- EXTRACTED MATERIAL -
══════

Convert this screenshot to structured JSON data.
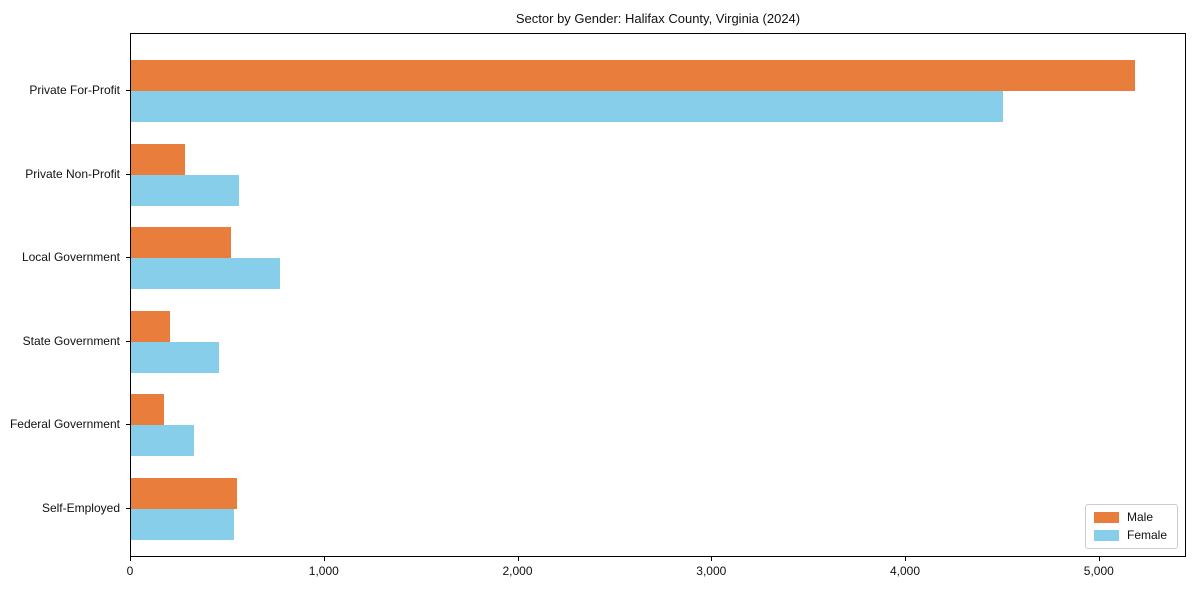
{
  "chart_data": {
    "type": "bar",
    "orientation": "horizontal",
    "title": "Sector by Gender: Halifax County, Virginia (2024)",
    "categories": [
      "Private For-Profit",
      "Private Non-Profit",
      "Local Government",
      "State Government",
      "Federal Government",
      "Self-Employed"
    ],
    "series": [
      {
        "name": "Male",
        "color": "#e87d3c",
        "values": [
          5180,
          280,
          515,
          200,
          170,
          545
        ]
      },
      {
        "name": "Female",
        "color": "#87ceeb",
        "values": [
          4500,
          555,
          770,
          455,
          325,
          530
        ]
      }
    ],
    "xlabel": "",
    "ylabel": "",
    "xlim": [
      0,
      5440
    ],
    "x_ticks": [
      0,
      1000,
      2000,
      3000,
      4000,
      5000
    ],
    "x_tick_labels": [
      "0",
      "1,000",
      "2,000",
      "3,000",
      "4,000",
      "5,000"
    ],
    "grid": false,
    "legend_position": "lower right",
    "plot_background": "#ffffff",
    "spine_color": "#000000"
  }
}
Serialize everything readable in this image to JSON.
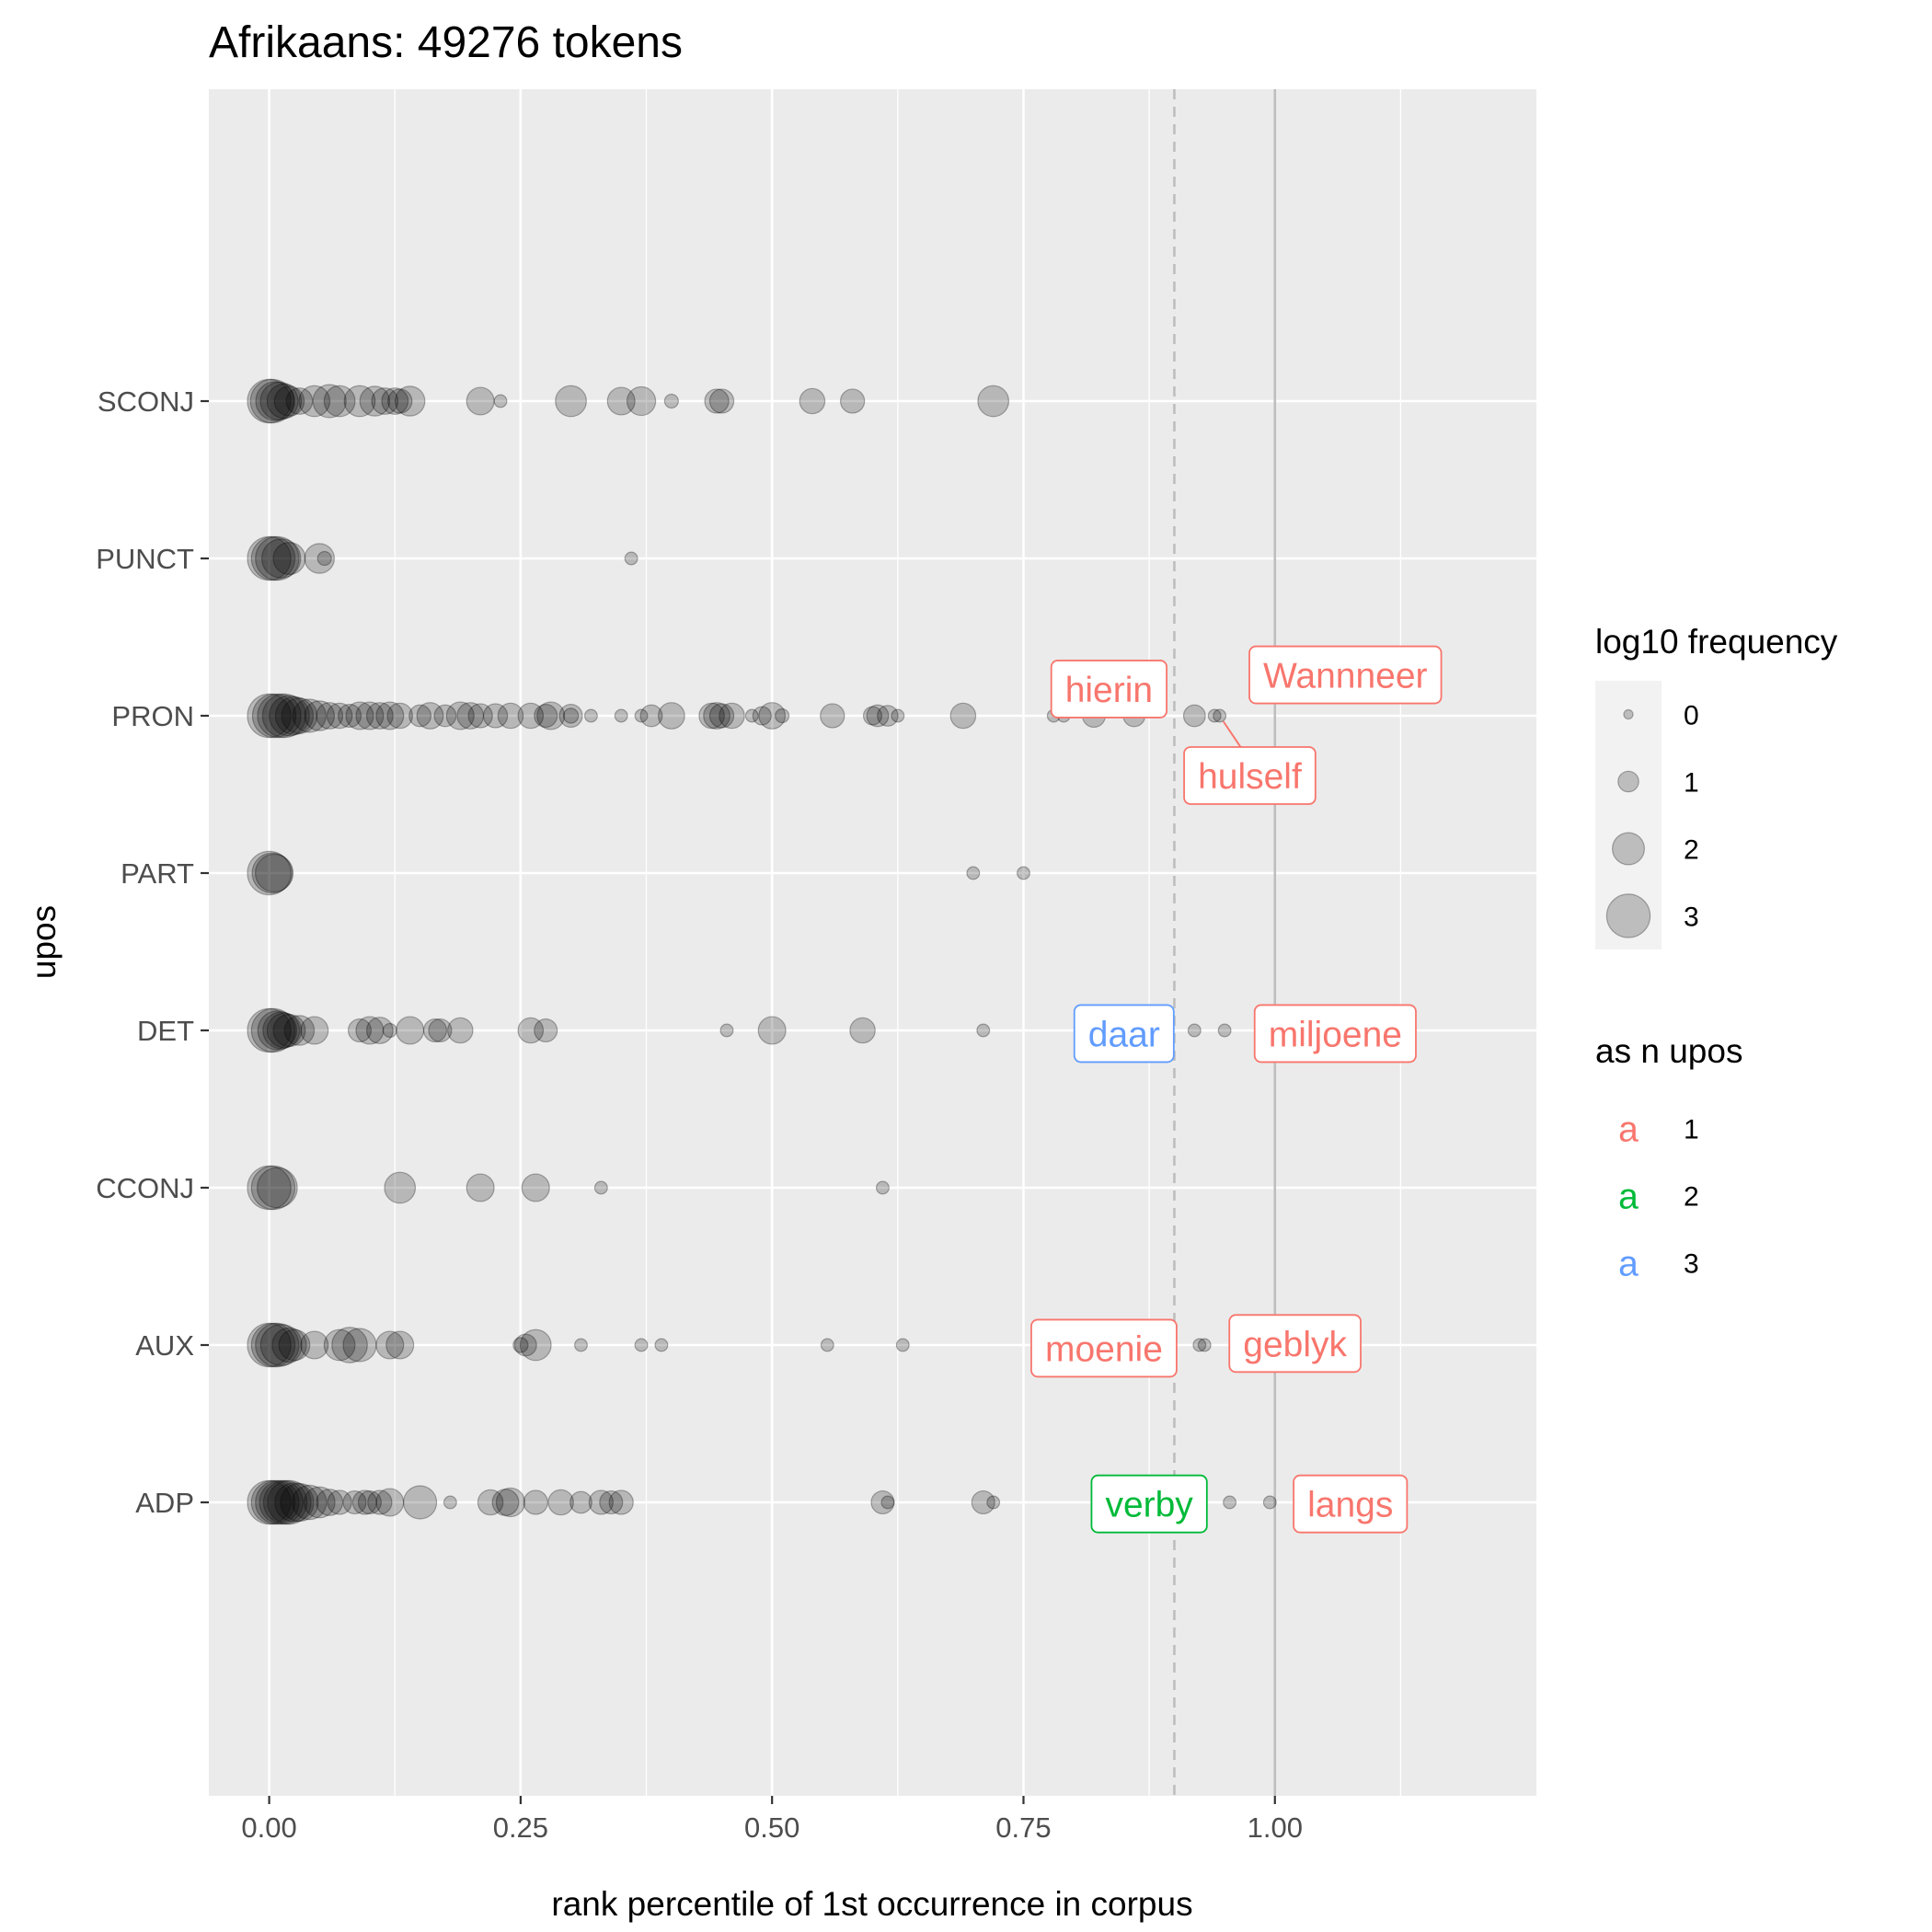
{
  "chart_data": {
    "type": "scatter",
    "title": "Afrikaans: 49276 tokens",
    "xlabel": "rank percentile of 1st occurrence in corpus",
    "ylabel": "upos",
    "xlim": [
      -0.06,
      1.26
    ],
    "x_ticks": [
      {
        "value": 0.0,
        "label": "0.00"
      },
      {
        "value": 0.25,
        "label": "0.25"
      },
      {
        "value": 0.5,
        "label": "0.50"
      },
      {
        "value": 0.75,
        "label": "0.75"
      },
      {
        "value": 1.0,
        "label": "1.00"
      }
    ],
    "categories": [
      "ADP",
      "AUX",
      "CCONJ",
      "DET",
      "PART",
      "PRON",
      "PUNCT",
      "SCONJ"
    ],
    "grid": true,
    "reference_lines": [
      {
        "x": 0.9,
        "style": "dashed",
        "color": "#bebebe"
      },
      {
        "x": 1.0,
        "style": "solid",
        "color": "#bebebe"
      }
    ],
    "point_color": "#000000",
    "point_alpha": 0.22,
    "size_legend": {
      "title": "log10 frequency",
      "levels": [
        {
          "value": 0,
          "label": "0"
        },
        {
          "value": 1,
          "label": "1"
        },
        {
          "value": 2,
          "label": "2"
        },
        {
          "value": 3,
          "label": "3"
        }
      ]
    },
    "color_legend": {
      "title": "as n upos",
      "glyph": "a",
      "items": [
        {
          "label": "1",
          "color": "#F8766D"
        },
        {
          "label": "2",
          "color": "#00BA38"
        },
        {
          "label": "3",
          "color": "#619CFF"
        }
      ]
    },
    "series": [
      {
        "category": "SCONJ",
        "points": [
          [
            0.0,
            3
          ],
          [
            0.003,
            3
          ],
          [
            0.006,
            2.6
          ],
          [
            0.01,
            2.5
          ],
          [
            0.015,
            2.2
          ],
          [
            0.02,
            1.8
          ],
          [
            0.03,
            1.5
          ],
          [
            0.045,
            1.9
          ],
          [
            0.06,
            2.1
          ],
          [
            0.07,
            1.9
          ],
          [
            0.09,
            1.9
          ],
          [
            0.105,
            1.8
          ],
          [
            0.115,
            1.5
          ],
          [
            0.125,
            1.5
          ],
          [
            0.13,
            1.3
          ],
          [
            0.14,
            1.8
          ],
          [
            0.21,
            1.6
          ],
          [
            0.23,
            0.3
          ],
          [
            0.3,
            1.9
          ],
          [
            0.35,
            1.6
          ],
          [
            0.37,
            1.7
          ],
          [
            0.4,
            0.4
          ],
          [
            0.445,
            1.3
          ],
          [
            0.45,
            1.3
          ],
          [
            0.54,
            1.4
          ],
          [
            0.58,
            1.3
          ],
          [
            0.72,
            1.9
          ]
        ]
      },
      {
        "category": "PUNCT",
        "points": [
          [
            0.0,
            3
          ],
          [
            0.004,
            3
          ],
          [
            0.008,
            3
          ],
          [
            0.012,
            2.6
          ],
          [
            0.02,
            2.0
          ],
          [
            0.05,
            1.8
          ],
          [
            0.055,
            0.4
          ],
          [
            0.36,
            0.3
          ]
        ]
      },
      {
        "category": "PRON",
        "points": [
          [
            0.0,
            3
          ],
          [
            0.005,
            3
          ],
          [
            0.01,
            3
          ],
          [
            0.015,
            3
          ],
          [
            0.02,
            2.7
          ],
          [
            0.025,
            2.5
          ],
          [
            0.03,
            2.3
          ],
          [
            0.04,
            2.1
          ],
          [
            0.05,
            1.8
          ],
          [
            0.06,
            1.5
          ],
          [
            0.07,
            1.4
          ],
          [
            0.08,
            1.2
          ],
          [
            0.09,
            1.6
          ],
          [
            0.1,
            1.6
          ],
          [
            0.11,
            1.5
          ],
          [
            0.12,
            1.6
          ],
          [
            0.13,
            1.4
          ],
          [
            0.15,
            1.1
          ],
          [
            0.16,
            1.5
          ],
          [
            0.175,
            1.1
          ],
          [
            0.19,
            1.6
          ],
          [
            0.2,
            1.5
          ],
          [
            0.21,
            1.3
          ],
          [
            0.225,
            1.3
          ],
          [
            0.24,
            1.4
          ],
          [
            0.26,
            1.4
          ],
          [
            0.275,
            1.2
          ],
          [
            0.28,
            1.6
          ],
          [
            0.3,
            1.2
          ],
          [
            0.3,
            0.5
          ],
          [
            0.32,
            0.3
          ],
          [
            0.35,
            0.3
          ],
          [
            0.37,
            0.3
          ],
          [
            0.38,
            1.1
          ],
          [
            0.4,
            1.5
          ],
          [
            0.44,
            1.4
          ],
          [
            0.445,
            1.5
          ],
          [
            0.45,
            1.3
          ],
          [
            0.46,
            1.4
          ],
          [
            0.48,
            0.3
          ],
          [
            0.49,
            0.8
          ],
          [
            0.5,
            1.5
          ],
          [
            0.51,
            0.4
          ],
          [
            0.56,
            1.3
          ],
          [
            0.6,
            0.8
          ],
          [
            0.605,
            1.1
          ],
          [
            0.615,
            1.0
          ],
          [
            0.625,
            0.3
          ],
          [
            0.69,
            1.4
          ],
          [
            0.78,
            0.3
          ],
          [
            0.79,
            0.3
          ],
          [
            0.82,
            1.2
          ],
          [
            0.86,
            1.1
          ],
          [
            0.92,
            1.1
          ],
          [
            0.94,
            0.3
          ],
          [
            0.945,
            0.3
          ]
        ]
      },
      {
        "category": "PART",
        "points": [
          [
            0.0,
            3
          ],
          [
            0.003,
            2.7
          ],
          [
            0.005,
            2.5
          ],
          [
            0.7,
            0.3
          ],
          [
            0.75,
            0.3
          ]
        ]
      },
      {
        "category": "DET",
        "points": [
          [
            0.0,
            3
          ],
          [
            0.004,
            3
          ],
          [
            0.008,
            2.6
          ],
          [
            0.012,
            2.4
          ],
          [
            0.015,
            2.2
          ],
          [
            0.02,
            2.0
          ],
          [
            0.03,
            1.8
          ],
          [
            0.045,
            1.6
          ],
          [
            0.09,
            1.2
          ],
          [
            0.1,
            1.6
          ],
          [
            0.11,
            1.5
          ],
          [
            0.12,
            0.4
          ],
          [
            0.14,
            1.6
          ],
          [
            0.165,
            1.2
          ],
          [
            0.17,
            1.2
          ],
          [
            0.19,
            1.4
          ],
          [
            0.26,
            1.4
          ],
          [
            0.275,
            1.2
          ],
          [
            0.455,
            0.3
          ],
          [
            0.5,
            1.6
          ],
          [
            0.59,
            1.4
          ],
          [
            0.71,
            0.3
          ],
          [
            0.92,
            0.3
          ],
          [
            0.95,
            0.3
          ]
        ]
      },
      {
        "category": "CCONJ",
        "points": [
          [
            0.0,
            3
          ],
          [
            0.004,
            3
          ],
          [
            0.008,
            2.7
          ],
          [
            0.13,
            1.9
          ],
          [
            0.21,
            1.6
          ],
          [
            0.265,
            1.6
          ],
          [
            0.33,
            0.3
          ],
          [
            0.61,
            0.3
          ]
        ]
      },
      {
        "category": "AUX",
        "points": [
          [
            0.0,
            3
          ],
          [
            0.004,
            3
          ],
          [
            0.008,
            3
          ],
          [
            0.012,
            2.8
          ],
          [
            0.02,
            2.2
          ],
          [
            0.025,
            1.9
          ],
          [
            0.045,
            1.6
          ],
          [
            0.07,
            1.9
          ],
          [
            0.08,
            2.3
          ],
          [
            0.09,
            2.1
          ],
          [
            0.12,
            1.6
          ],
          [
            0.13,
            1.6
          ],
          [
            0.25,
            0.5
          ],
          [
            0.255,
            1.1
          ],
          [
            0.265,
            1.9
          ],
          [
            0.31,
            0.3
          ],
          [
            0.37,
            0.3
          ],
          [
            0.39,
            0.3
          ],
          [
            0.555,
            0.3
          ],
          [
            0.63,
            0.3
          ],
          [
            0.925,
            0.3
          ],
          [
            0.93,
            0.3
          ]
        ]
      },
      {
        "category": "ADP",
        "points": [
          [
            0.0,
            3
          ],
          [
            0.004,
            3
          ],
          [
            0.008,
            3
          ],
          [
            0.012,
            3
          ],
          [
            0.016,
            3
          ],
          [
            0.02,
            3
          ],
          [
            0.025,
            2.6
          ],
          [
            0.03,
            2.5
          ],
          [
            0.04,
            2.2
          ],
          [
            0.05,
            1.9
          ],
          [
            0.06,
            1.5
          ],
          [
            0.07,
            1.3
          ],
          [
            0.085,
            1.2
          ],
          [
            0.095,
            1.3
          ],
          [
            0.1,
            1.2
          ],
          [
            0.11,
            1.3
          ],
          [
            0.12,
            1.6
          ],
          [
            0.15,
            2.1
          ],
          [
            0.18,
            0.3
          ],
          [
            0.22,
            1.4
          ],
          [
            0.235,
            1.5
          ],
          [
            0.24,
            1.7
          ],
          [
            0.265,
            1.3
          ],
          [
            0.29,
            1.4
          ],
          [
            0.31,
            1.1
          ],
          [
            0.33,
            1.3
          ],
          [
            0.34,
            1.2
          ],
          [
            0.35,
            1.3
          ],
          [
            0.61,
            1.2
          ],
          [
            0.615,
            0.3
          ],
          [
            0.71,
            1.2
          ],
          [
            0.72,
            0.3
          ],
          [
            0.955,
            0.3
          ],
          [
            0.995,
            0.3
          ]
        ]
      }
    ],
    "annotations": [
      {
        "category": "PRON",
        "x": 0.94,
        "text": "Wannneer",
        "color_group": "1",
        "label_x": 1.07,
        "label_y_off": 0.26,
        "leader": false
      },
      {
        "category": "PRON",
        "x": 0.82,
        "text": "hierin",
        "color_group": "1",
        "label_x": 0.835,
        "label_y_off": 0.17,
        "leader": false
      },
      {
        "category": "PRON",
        "x": 0.945,
        "text": "hulself",
        "color_group": "1",
        "label_x": 0.975,
        "label_y_off": -0.38,
        "leader": true
      },
      {
        "category": "DET",
        "x": 0.92,
        "text": "daar",
        "color_group": "3",
        "label_x": 0.85,
        "label_y_off": -0.02,
        "leader": false
      },
      {
        "category": "DET",
        "x": 0.95,
        "text": "miljoene",
        "color_group": "1",
        "label_x": 1.06,
        "label_y_off": -0.02,
        "leader": false
      },
      {
        "category": "AUX",
        "x": 0.925,
        "text": "moenie",
        "color_group": "1",
        "label_x": 0.83,
        "label_y_off": -0.02,
        "leader": false
      },
      {
        "category": "AUX",
        "x": 0.93,
        "text": "geblyk",
        "color_group": "1",
        "label_x": 1.02,
        "label_y_off": 0.01,
        "leader": false
      },
      {
        "category": "ADP",
        "x": 0.955,
        "text": "verby",
        "color_group": "2",
        "label_x": 0.875,
        "label_y_off": -0.01,
        "leader": false
      },
      {
        "category": "ADP",
        "x": 0.995,
        "text": "langs",
        "color_group": "1",
        "label_x": 1.075,
        "label_y_off": -0.01,
        "leader": false
      }
    ]
  }
}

══════

- WHAT TO DO -
Search the records for the word "xlabel" and copy every line where it occurs.

- EXERCISE RESULT -
    "xlabel": "",
    "xlabel": "rank percentile of 1st occurrence in corpus",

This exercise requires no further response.